■ ENTRIES ■
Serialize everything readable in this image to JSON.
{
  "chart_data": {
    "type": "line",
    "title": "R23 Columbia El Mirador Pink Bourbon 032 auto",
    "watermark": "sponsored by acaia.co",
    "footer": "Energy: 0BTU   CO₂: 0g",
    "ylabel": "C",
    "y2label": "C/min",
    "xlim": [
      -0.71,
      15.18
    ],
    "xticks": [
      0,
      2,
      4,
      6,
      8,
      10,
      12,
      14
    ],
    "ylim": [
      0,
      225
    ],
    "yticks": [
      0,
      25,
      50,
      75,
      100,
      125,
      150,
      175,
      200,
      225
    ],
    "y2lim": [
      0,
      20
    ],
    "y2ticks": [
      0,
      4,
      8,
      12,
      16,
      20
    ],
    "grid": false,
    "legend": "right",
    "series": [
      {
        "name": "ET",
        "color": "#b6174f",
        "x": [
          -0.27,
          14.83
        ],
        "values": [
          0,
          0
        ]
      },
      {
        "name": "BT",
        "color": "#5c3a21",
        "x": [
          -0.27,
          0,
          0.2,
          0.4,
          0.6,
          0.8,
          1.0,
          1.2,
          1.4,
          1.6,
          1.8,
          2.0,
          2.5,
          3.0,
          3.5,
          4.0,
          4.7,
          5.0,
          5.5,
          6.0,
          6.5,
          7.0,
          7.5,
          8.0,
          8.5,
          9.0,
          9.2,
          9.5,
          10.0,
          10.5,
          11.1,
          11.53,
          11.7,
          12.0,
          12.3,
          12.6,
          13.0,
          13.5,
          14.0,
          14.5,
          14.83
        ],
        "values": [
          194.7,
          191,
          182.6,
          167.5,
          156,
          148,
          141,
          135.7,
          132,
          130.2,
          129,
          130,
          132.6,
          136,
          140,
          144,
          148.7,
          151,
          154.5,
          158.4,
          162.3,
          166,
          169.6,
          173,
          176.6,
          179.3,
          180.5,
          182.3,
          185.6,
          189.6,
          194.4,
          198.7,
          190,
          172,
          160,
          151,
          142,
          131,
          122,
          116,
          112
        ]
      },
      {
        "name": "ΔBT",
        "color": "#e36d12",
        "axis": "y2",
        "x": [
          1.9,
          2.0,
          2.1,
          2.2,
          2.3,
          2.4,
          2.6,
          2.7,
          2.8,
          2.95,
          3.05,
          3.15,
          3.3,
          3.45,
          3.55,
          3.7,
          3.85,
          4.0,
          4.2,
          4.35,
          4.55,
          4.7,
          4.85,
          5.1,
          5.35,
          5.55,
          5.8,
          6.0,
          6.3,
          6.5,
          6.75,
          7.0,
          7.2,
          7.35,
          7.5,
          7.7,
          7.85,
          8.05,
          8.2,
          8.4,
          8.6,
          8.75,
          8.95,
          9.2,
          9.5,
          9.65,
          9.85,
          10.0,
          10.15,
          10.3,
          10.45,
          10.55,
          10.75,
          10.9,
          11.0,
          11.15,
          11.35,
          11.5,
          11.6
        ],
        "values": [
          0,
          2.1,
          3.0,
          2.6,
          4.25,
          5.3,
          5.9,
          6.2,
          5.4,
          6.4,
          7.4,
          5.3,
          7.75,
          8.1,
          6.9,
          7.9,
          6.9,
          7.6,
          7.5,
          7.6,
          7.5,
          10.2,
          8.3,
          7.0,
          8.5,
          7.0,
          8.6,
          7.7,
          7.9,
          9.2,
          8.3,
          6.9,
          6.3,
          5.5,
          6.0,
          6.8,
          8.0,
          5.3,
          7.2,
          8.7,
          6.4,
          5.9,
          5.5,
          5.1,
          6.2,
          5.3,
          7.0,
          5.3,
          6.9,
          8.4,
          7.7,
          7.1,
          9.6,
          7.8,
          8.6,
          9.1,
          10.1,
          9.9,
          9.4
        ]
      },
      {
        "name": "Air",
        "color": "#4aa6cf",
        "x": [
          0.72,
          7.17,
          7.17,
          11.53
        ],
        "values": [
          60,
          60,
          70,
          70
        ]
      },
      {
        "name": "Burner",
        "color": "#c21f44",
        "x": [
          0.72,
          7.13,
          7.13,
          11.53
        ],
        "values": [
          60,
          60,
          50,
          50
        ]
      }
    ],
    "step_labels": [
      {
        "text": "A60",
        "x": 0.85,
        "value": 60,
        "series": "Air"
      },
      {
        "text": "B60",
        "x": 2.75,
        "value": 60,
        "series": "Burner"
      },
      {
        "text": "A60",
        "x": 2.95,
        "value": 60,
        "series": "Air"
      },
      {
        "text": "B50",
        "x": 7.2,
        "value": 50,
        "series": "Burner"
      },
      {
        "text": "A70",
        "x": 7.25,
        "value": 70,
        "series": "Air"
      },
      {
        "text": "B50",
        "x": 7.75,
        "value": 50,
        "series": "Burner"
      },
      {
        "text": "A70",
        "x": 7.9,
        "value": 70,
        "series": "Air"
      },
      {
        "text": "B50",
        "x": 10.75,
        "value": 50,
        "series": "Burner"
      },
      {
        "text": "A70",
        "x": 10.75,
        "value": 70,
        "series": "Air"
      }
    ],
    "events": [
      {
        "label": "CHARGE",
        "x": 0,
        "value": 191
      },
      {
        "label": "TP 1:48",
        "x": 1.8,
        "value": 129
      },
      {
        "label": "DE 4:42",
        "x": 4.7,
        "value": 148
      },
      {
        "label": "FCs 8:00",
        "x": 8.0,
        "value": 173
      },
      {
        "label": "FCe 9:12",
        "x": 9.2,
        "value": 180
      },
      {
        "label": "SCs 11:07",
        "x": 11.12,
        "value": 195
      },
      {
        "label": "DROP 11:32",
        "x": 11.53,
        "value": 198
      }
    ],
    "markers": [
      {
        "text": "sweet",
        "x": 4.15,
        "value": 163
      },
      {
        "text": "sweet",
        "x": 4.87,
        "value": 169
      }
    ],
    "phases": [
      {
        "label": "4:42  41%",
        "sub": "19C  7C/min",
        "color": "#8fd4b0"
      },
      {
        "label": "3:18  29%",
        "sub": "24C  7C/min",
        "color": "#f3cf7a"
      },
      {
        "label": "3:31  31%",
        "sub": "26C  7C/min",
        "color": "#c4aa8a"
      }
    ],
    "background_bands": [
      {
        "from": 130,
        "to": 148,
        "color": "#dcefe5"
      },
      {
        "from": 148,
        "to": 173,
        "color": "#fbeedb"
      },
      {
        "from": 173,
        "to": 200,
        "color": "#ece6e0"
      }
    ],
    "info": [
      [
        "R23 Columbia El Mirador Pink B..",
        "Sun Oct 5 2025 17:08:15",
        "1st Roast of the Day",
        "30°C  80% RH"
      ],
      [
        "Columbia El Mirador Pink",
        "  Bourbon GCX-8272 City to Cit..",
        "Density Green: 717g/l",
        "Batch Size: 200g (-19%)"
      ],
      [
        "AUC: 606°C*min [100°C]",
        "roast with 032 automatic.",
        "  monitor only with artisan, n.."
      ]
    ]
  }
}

■ GOAL ■
Go through the listing above and restate it word for word.

■ FINISHED TASK ■
Serialize everything readable in this image to JSON.
{
  "chart_data": {
    "type": "line",
    "title": "R23 Columbia El Mirador Pink Bourbon 032 auto",
    "watermark": "sponsored by acaia.co",
    "footer": "Energy: 0BTU   CO₂: 0g",
    "ylabel": "C",
    "y2label": "C/min",
    "xlim": [
      -0.71,
      15.18
    ],
    "xticks": [
      0,
      2,
      4,
      6,
      8,
      10,
      12,
      14
    ],
    "ylim": [
      0,
      225
    ],
    "yticks": [
      0,
      25,
      50,
      75,
      100,
      125,
      150,
      175,
      200,
      225
    ],
    "y2lim": [
      0,
      20
    ],
    "y2ticks": [
      0,
      4,
      8,
      12,
      16,
      20
    ],
    "grid": false,
    "legend": "right",
    "series": [
      {
        "name": "ET",
        "color": "#b6174f",
        "x": [
          -0.27,
          14.83
        ],
        "values": [
          0,
          0
        ]
      },
      {
        "name": "BT",
        "color": "#5c3a21",
        "x": [
          -0.27,
          0,
          0.2,
          0.4,
          0.6,
          0.8,
          1.0,
          1.2,
          1.4,
          1.6,
          1.8,
          2.0,
          2.5,
          3.0,
          3.5,
          4.0,
          4.7,
          5.0,
          5.5,
          6.0,
          6.5,
          7.0,
          7.5,
          8.0,
          8.5,
          9.0,
          9.2,
          9.5,
          10.0,
          10.5,
          11.1,
          11.53,
          11.7,
          12.0,
          12.3,
          12.6,
          13.0,
          13.5,
          14.0,
          14.5,
          14.83
        ],
        "values": [
          194.7,
          191,
          182.6,
          167.5,
          156,
          148,
          141,
          135.7,
          132,
          130.2,
          129,
          130,
          132.6,
          136,
          140,
          144,
          148.7,
          151,
          154.5,
          158.4,
          162.3,
          166,
          169.6,
          173,
          176.6,
          179.3,
          180.5,
          182.3,
          185.6,
          189.6,
          194.4,
          198.7,
          190,
          172,
          160,
          151,
          142,
          131,
          122,
          116,
          112
        ]
      },
      {
        "name": "ΔBT",
        "color": "#e36d12",
        "axis": "y2",
        "x": [
          1.9,
          2.0,
          2.1,
          2.2,
          2.3,
          2.4,
          2.6,
          2.7,
          2.8,
          2.95,
          3.05,
          3.15,
          3.3,
          3.45,
          3.55,
          3.7,
          3.85,
          4.0,
          4.2,
          4.35,
          4.55,
          4.7,
          4.85,
          5.1,
          5.35,
          5.55,
          5.8,
          6.0,
          6.3,
          6.5,
          6.75,
          7.0,
          7.2,
          7.35,
          7.5,
          7.7,
          7.85,
          8.05,
          8.2,
          8.4,
          8.6,
          8.75,
          8.95,
          9.2,
          9.5,
          9.65,
          9.85,
          10.0,
          10.15,
          10.3,
          10.45,
          10.55,
          10.75,
          10.9,
          11.0,
          11.15,
          11.35,
          11.5,
          11.6
        ],
        "values": [
          0,
          2.1,
          3.0,
          2.6,
          4.25,
          5.3,
          5.9,
          6.2,
          5.4,
          6.4,
          7.4,
          5.3,
          7.75,
          8.1,
          6.9,
          7.9,
          6.9,
          7.6,
          7.5,
          7.6,
          7.5,
          10.2,
          8.3,
          7.0,
          8.5,
          7.0,
          8.6,
          7.7,
          7.9,
          9.2,
          8.3,
          6.9,
          6.3,
          5.5,
          6.0,
          6.8,
          8.0,
          5.3,
          7.2,
          8.7,
          6.4,
          5.9,
          5.5,
          5.1,
          6.2,
          5.3,
          7.0,
          5.3,
          6.9,
          8.4,
          7.7,
          7.1,
          9.6,
          7.8,
          8.6,
          9.1,
          10.1,
          9.9,
          9.4
        ]
      },
      {
        "name": "Air",
        "color": "#4aa6cf",
        "x": [
          0.72,
          7.17,
          7.17,
          11.53
        ],
        "values": [
          60,
          60,
          70,
          70
        ]
      },
      {
        "name": "Burner",
        "color": "#c21f44",
        "x": [
          0.72,
          7.13,
          7.13,
          11.53
        ],
        "values": [
          60,
          60,
          50,
          50
        ]
      }
    ],
    "step_labels": [
      {
        "text": "A60",
        "x": 0.85,
        "value": 60,
        "series": "Air"
      },
      {
        "text": "B60",
        "x": 2.75,
        "value": 60,
        "series": "Burner"
      },
      {
        "text": "A60",
        "x": 2.95,
        "value": 60,
        "series": "Air"
      },
      {
        "text": "B50",
        "x": 7.2,
        "value": 50,
        "series": "Burner"
      },
      {
        "text": "A70",
        "x": 7.25,
        "value": 70,
        "series": "Air"
      },
      {
        "text": "B50",
        "x": 7.75,
        "value": 50,
        "series": "Burner"
      },
      {
        "text": "A70",
        "x": 7.9,
        "value": 70,
        "series": "Air"
      },
      {
        "text": "B50",
        "x": 10.75,
        "value": 50,
        "series": "Burner"
      },
      {
        "text": "A70",
        "x": 10.75,
        "value": 70,
        "series": "Air"
      }
    ],
    "events": [
      {
        "label": "CHARGE",
        "x": 0,
        "value": 191
      },
      {
        "label": "TP 1:48",
        "x": 1.8,
        "value": 129
      },
      {
        "label": "DE 4:42",
        "x": 4.7,
        "value": 148
      },
      {
        "label": "FCs 8:00",
        "x": 8.0,
        "value": 173
      },
      {
        "label": "FCe 9:12",
        "x": 9.2,
        "value": 180
      },
      {
        "label": "SCs 11:07",
        "x": 11.12,
        "value": 195
      },
      {
        "label": "DROP 11:32",
        "x": 11.53,
        "value": 198
      }
    ],
    "markers": [
      {
        "text": "sweet",
        "x": 4.15,
        "value": 163
      },
      {
        "text": "sweet",
        "x": 4.87,
        "value": 169
      }
    ],
    "phases": [
      {
        "label": "4:42  41%",
        "sub": "19C  7C/min",
        "color": "#8fd4b0"
      },
      {
        "label": "3:18  29%",
        "sub": "24C  7C/min",
        "color": "#f3cf7a"
      },
      {
        "label": "3:31  31%",
        "sub": "26C  7C/min",
        "color": "#c4aa8a"
      }
    ],
    "background_bands": [
      {
        "from": 130,
        "to": 148,
        "color": "#dcefe5"
      },
      {
        "from": 148,
        "to": 173,
        "color": "#fbeedb"
      },
      {
        "from": 173,
        "to": 200,
        "color": "#ece6e0"
      }
    ],
    "info": [
      [
        "R23 Columbia El Mirador Pink B..",
        "Sun Oct 5 2025 17:08:15",
        "1st Roast of the Day",
        "30°C  80% RH"
      ],
      [
        "Columbia El Mirador Pink",
        "  Bourbon GCX-8272 City to Cit..",
        "Density Green: 717g/l",
        "Batch Size: 200g (-19%)"
      ],
      [
        "AUC: 606°C*min [100°C]",
        "roast with 032 automatic.",
        "  monitor only with artisan, n.."
      ]
    ]
  }
}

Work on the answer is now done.